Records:
────────
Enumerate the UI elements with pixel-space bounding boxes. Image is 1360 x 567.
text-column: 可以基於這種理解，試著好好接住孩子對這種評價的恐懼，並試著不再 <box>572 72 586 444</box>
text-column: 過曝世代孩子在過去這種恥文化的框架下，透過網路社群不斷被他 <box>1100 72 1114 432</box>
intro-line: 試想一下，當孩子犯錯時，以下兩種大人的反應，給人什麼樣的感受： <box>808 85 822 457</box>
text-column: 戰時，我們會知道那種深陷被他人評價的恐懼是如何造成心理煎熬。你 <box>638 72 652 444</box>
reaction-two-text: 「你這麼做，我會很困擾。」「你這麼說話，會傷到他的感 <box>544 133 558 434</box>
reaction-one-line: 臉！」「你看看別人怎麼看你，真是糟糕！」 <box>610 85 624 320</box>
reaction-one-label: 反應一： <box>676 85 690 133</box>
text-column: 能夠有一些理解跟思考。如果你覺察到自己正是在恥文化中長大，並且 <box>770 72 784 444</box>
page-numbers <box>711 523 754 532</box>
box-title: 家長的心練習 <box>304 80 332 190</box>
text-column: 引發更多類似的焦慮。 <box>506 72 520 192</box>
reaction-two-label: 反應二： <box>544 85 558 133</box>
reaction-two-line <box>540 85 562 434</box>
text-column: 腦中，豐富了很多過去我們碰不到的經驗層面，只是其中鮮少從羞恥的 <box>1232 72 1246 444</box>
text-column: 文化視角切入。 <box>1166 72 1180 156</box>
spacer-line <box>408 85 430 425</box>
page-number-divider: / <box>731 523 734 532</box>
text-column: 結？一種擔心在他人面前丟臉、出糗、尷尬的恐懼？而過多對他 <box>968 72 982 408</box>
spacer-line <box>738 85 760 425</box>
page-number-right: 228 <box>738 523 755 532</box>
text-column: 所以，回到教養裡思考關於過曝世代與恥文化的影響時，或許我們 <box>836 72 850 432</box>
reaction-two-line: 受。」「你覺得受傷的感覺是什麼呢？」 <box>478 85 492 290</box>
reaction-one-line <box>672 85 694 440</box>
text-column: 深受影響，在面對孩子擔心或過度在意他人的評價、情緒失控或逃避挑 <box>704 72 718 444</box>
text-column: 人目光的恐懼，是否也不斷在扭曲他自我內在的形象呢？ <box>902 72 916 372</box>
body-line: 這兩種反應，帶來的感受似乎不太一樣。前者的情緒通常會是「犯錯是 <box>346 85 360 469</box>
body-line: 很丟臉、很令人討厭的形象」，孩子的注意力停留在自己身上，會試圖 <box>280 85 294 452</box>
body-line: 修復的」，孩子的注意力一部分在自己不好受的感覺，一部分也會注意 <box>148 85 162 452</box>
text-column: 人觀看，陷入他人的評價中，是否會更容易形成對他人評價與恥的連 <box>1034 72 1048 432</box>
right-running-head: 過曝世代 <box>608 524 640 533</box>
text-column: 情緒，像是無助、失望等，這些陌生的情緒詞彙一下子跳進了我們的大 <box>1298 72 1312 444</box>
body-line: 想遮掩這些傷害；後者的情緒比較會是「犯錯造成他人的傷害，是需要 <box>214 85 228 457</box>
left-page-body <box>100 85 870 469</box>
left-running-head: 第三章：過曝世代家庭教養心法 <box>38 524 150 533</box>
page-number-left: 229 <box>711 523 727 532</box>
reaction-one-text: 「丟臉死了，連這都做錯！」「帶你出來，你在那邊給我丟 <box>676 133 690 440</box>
────────
Problem statement: Reproduce every line of the data above verbatim and in its original order.

Full response:
Enumerate the UI elements with pixel-space bounding boxes. Image is 1360 x 567.
text-column: 可以基於這種理解，試著好好接住孩子對這種評價的恐懼，並試著不再 <box>572 72 586 444</box>
text-column: 過曝世代孩子在過去這種恥文化的框架下，透過網路社群不斷被他 <box>1100 72 1114 432</box>
intro-line: 試想一下，當孩子犯錯時，以下兩種大人的反應，給人什麼樣的感受： <box>808 85 822 457</box>
text-column: 戰時，我們會知道那種深陷被他人評價的恐懼是如何造成心理煎熬。你 <box>638 72 652 444</box>
reaction-two-text: 「你這麼做，我會很困擾。」「你這麼說話，會傷到他的感 <box>544 133 558 434</box>
reaction-one-line: 臉！」「你看看別人怎麼看你，真是糟糕！」 <box>610 85 624 320</box>
reaction-one-label: 反應一： <box>676 85 690 133</box>
text-column: 能夠有一些理解跟思考。如果你覺察到自己正是在恥文化中長大，並且 <box>770 72 784 444</box>
page-numbers <box>711 523 754 532</box>
box-title: 家長的心練習 <box>304 80 332 190</box>
text-column: 引發更多類似的焦慮。 <box>506 72 520 192</box>
reaction-two-label: 反應二： <box>544 85 558 133</box>
reaction-two-line <box>540 85 562 434</box>
text-column: 腦中，豐富了很多過去我們碰不到的經驗層面，只是其中鮮少從羞恥的 <box>1232 72 1246 444</box>
text-column: 文化視角切入。 <box>1166 72 1180 156</box>
spacer-line <box>408 85 430 425</box>
page-number-divider: / <box>731 523 734 532</box>
text-column: 結？一種擔心在他人面前丟臉、出糗、尷尬的恐懼？而過多對他 <box>968 72 982 408</box>
spacer-line <box>738 85 760 425</box>
page-number-right: 228 <box>738 523 755 532</box>
text-column: 所以，回到教養裡思考關於過曝世代與恥文化的影響時，或許我們 <box>836 72 850 432</box>
reaction-two-line: 受。」「你覺得受傷的感覺是什麼呢？」 <box>478 85 492 290</box>
reaction-one-line <box>672 85 694 440</box>
text-column: 深受影響，在面對孩子擔心或過度在意他人的評價、情緒失控或逃避挑 <box>704 72 718 444</box>
text-column: 人目光的恐懼，是否也不斷在扭曲他自我內在的形象呢？ <box>902 72 916 372</box>
body-line: 這兩種反應，帶來的感受似乎不太一樣。前者的情緒通常會是「犯錯是 <box>346 85 360 469</box>
body-line: 很丟臉、很令人討厭的形象」，孩子的注意力停留在自己身上，會試圖 <box>280 85 294 452</box>
body-line: 修復的」，孩子的注意力一部分在自己不好受的感覺，一部分也會注意 <box>148 85 162 452</box>
text-column: 人觀看，陷入他人的評價中，是否會更容易形成對他人評價與恥的連 <box>1034 72 1048 432</box>
right-running-head: 過曝世代 <box>608 524 640 533</box>
text-column: 情緒，像是無助、失望等，這些陌生的情緒詞彙一下子跳進了我們的大 <box>1298 72 1312 444</box>
body-line: 想遮掩這些傷害；後者的情緒比較會是「犯錯造成他人的傷害，是需要 <box>214 85 228 457</box>
left-page-body <box>100 85 870 469</box>
left-running-head: 第三章：過曝世代家庭教養心法 <box>38 524 150 533</box>
page-number-left: 229 <box>711 523 727 532</box>
reaction-one-text: 「丟臉死了，連這都做錯！」「帶你出來，你在那邊給我丟 <box>676 133 690 440</box>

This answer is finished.